> [PROMPT]: Give only the number of lines that include the string "locorum".

○ ○ ○

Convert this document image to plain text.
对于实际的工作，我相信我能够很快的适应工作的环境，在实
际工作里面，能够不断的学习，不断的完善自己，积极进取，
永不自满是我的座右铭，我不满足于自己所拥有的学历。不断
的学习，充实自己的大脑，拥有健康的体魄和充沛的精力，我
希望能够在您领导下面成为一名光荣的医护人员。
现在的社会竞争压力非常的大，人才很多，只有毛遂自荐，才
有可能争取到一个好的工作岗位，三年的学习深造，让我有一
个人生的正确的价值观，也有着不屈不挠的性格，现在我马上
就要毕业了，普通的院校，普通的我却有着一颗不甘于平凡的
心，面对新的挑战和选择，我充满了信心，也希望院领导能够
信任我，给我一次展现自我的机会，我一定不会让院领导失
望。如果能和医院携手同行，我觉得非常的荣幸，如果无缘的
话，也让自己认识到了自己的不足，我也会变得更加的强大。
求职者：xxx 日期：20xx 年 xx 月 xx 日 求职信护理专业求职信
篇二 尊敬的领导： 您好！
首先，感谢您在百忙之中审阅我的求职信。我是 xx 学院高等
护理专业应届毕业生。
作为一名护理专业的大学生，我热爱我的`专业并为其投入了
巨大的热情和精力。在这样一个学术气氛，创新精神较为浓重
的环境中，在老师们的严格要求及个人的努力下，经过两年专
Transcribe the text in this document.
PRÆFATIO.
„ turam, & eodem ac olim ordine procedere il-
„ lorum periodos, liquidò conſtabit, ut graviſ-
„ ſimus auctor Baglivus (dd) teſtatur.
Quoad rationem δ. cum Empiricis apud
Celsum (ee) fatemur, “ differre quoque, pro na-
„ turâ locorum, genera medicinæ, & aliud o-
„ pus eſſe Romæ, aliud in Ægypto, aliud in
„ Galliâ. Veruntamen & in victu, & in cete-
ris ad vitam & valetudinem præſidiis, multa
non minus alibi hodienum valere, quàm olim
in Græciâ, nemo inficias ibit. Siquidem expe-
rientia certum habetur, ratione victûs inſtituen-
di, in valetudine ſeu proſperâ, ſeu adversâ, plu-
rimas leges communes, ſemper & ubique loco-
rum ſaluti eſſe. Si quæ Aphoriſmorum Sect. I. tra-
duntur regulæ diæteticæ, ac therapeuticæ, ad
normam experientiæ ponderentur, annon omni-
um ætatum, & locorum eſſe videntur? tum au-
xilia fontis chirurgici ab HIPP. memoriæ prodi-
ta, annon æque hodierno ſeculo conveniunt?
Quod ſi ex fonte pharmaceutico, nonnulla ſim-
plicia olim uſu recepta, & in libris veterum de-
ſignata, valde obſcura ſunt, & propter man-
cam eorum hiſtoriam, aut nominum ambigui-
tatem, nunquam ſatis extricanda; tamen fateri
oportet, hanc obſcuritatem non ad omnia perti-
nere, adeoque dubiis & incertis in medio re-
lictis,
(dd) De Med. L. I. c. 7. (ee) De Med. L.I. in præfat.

○ ○ ○

> [EXERCISE OUTPUT]: 2